── Records provided ──
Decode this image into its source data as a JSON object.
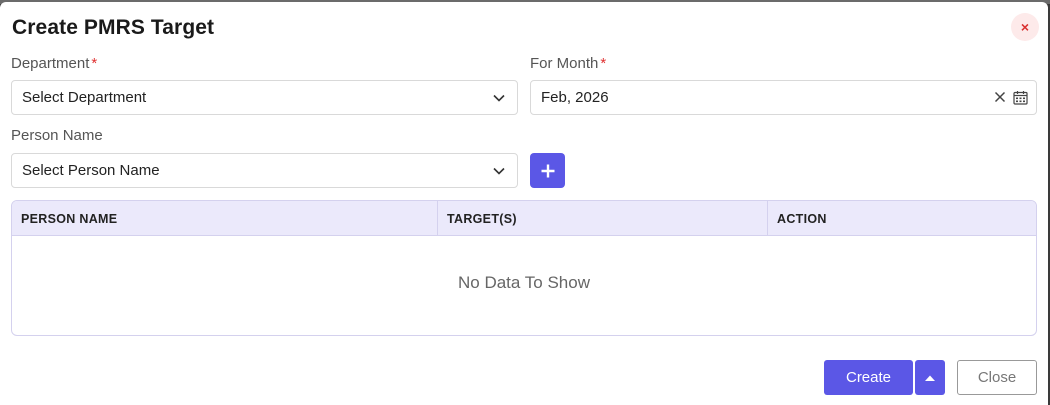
{
  "modal": {
    "title": "Create PMRS Target",
    "close_icon": "×"
  },
  "department": {
    "label": "Department",
    "required": "*",
    "value": "Select Department"
  },
  "for_month": {
    "label": "For Month",
    "required": "*",
    "value": "Feb, 2026"
  },
  "person_name": {
    "label": "Person Name",
    "value": "Select Person Name"
  },
  "table": {
    "columns": [
      "PERSON NAME",
      "TARGET(S)",
      "ACTION"
    ],
    "empty_text": "No Data To Show"
  },
  "footer": {
    "create_label": "Create",
    "close_label": "Close"
  },
  "colors": {
    "accent": "#5b57e6",
    "header_bg": "#ebe9fb",
    "required": "#e03131"
  }
}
───
→ **What is asked**:
Set down the lines of the records above exactly, apart from the pictures.

→ **Complete output**:
Decode this image into its source data as a JSON object.
{
  "modal": {
    "title": "Create PMRS Target",
    "close_icon": "×"
  },
  "department": {
    "label": "Department",
    "required": "*",
    "value": "Select Department"
  },
  "for_month": {
    "label": "For Month",
    "required": "*",
    "value": "Feb, 2026"
  },
  "person_name": {
    "label": "Person Name",
    "value": "Select Person Name"
  },
  "table": {
    "columns": [
      "PERSON NAME",
      "TARGET(S)",
      "ACTION"
    ],
    "empty_text": "No Data To Show"
  },
  "footer": {
    "create_label": "Create",
    "close_label": "Close"
  },
  "colors": {
    "accent": "#5b57e6",
    "header_bg": "#ebe9fb",
    "required": "#e03131"
  }
}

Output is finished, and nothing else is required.